For the data below, work out how many lines contain the word "subtitle" and supply only that number.
>> BEGIN
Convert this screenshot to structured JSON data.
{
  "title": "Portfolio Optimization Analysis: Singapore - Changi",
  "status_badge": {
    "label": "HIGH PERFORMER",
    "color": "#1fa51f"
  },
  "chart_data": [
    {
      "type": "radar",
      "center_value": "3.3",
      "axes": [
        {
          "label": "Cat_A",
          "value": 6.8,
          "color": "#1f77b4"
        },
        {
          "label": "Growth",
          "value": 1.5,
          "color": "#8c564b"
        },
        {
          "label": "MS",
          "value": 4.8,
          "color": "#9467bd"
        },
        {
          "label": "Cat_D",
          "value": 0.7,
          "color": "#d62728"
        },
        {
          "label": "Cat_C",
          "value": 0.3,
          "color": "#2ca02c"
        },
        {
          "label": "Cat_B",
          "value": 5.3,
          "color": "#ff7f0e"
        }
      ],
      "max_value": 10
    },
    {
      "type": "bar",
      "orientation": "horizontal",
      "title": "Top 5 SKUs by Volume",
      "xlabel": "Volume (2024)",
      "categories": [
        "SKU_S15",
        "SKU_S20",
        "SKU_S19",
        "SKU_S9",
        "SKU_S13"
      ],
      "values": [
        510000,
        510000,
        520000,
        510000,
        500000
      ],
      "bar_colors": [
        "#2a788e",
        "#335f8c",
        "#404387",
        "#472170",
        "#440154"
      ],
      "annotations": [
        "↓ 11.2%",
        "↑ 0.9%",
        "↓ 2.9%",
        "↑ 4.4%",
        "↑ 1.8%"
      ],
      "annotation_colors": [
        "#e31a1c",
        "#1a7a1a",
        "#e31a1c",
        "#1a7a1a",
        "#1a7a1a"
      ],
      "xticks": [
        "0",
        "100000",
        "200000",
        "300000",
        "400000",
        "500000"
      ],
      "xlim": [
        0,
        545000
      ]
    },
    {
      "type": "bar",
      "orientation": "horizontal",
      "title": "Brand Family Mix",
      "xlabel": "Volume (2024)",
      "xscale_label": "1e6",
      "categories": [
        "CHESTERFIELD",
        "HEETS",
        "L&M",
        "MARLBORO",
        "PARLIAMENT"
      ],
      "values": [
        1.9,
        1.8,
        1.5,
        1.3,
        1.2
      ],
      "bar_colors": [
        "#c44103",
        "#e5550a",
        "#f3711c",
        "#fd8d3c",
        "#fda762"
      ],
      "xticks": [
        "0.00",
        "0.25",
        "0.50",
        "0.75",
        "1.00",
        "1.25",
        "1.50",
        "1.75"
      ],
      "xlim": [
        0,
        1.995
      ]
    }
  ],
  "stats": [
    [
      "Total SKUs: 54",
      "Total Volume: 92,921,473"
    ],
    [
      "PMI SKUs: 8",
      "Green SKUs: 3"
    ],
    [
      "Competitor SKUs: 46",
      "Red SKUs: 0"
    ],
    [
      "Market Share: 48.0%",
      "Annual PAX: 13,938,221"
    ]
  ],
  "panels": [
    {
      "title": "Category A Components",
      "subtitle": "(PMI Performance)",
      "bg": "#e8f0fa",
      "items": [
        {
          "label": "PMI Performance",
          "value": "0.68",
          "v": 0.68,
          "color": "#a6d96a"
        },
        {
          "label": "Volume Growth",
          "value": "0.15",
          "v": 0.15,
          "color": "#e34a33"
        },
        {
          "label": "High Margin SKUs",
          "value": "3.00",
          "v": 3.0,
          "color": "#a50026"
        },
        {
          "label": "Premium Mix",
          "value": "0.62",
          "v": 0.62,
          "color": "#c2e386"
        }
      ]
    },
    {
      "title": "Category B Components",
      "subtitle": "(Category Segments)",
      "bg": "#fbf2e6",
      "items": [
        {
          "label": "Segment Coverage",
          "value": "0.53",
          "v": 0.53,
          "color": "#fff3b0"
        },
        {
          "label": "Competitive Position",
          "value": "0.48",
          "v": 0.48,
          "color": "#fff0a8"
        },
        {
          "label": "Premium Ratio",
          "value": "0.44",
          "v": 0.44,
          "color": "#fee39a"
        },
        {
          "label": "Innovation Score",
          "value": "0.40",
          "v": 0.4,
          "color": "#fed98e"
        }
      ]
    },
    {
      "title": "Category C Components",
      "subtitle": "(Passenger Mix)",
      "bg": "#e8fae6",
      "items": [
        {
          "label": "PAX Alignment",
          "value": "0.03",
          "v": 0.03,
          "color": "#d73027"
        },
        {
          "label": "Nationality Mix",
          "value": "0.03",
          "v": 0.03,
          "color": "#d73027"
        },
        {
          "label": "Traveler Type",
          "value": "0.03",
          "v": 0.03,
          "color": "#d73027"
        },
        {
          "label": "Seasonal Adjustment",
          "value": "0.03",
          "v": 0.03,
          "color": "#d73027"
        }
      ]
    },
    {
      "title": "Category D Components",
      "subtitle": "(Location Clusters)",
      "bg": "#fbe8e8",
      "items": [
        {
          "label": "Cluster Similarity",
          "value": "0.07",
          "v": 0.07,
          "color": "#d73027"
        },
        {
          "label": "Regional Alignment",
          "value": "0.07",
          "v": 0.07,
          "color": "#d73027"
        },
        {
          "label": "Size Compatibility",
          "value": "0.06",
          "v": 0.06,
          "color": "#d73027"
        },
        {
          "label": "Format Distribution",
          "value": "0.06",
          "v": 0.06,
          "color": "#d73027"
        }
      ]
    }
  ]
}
>> END
FINAL RESULT ▸ 4